-- Begin --

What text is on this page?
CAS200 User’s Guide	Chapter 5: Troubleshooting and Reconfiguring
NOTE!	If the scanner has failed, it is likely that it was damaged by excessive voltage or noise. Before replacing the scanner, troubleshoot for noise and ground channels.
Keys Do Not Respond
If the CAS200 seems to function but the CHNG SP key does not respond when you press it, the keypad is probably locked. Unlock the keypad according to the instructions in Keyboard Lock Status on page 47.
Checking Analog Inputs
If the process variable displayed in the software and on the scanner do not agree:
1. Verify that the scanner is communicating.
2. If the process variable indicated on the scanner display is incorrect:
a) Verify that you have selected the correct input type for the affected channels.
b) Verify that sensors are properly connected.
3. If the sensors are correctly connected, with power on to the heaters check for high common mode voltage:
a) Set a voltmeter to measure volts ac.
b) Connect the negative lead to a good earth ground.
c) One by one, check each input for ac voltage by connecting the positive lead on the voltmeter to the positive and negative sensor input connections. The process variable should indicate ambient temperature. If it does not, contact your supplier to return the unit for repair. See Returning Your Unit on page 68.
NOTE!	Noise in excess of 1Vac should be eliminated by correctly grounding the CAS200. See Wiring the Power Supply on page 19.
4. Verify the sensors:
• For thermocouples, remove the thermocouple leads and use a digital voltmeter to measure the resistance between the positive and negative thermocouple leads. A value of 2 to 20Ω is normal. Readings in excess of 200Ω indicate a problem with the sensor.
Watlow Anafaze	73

-- End --

(Exercise directions): Return every line holding the word "connected" from the records.

(Finished exercise):
b) Verify that sensors are properly connected.
3. If the sensors are correctly connected, with power on to the heaters check for high common mode voltage:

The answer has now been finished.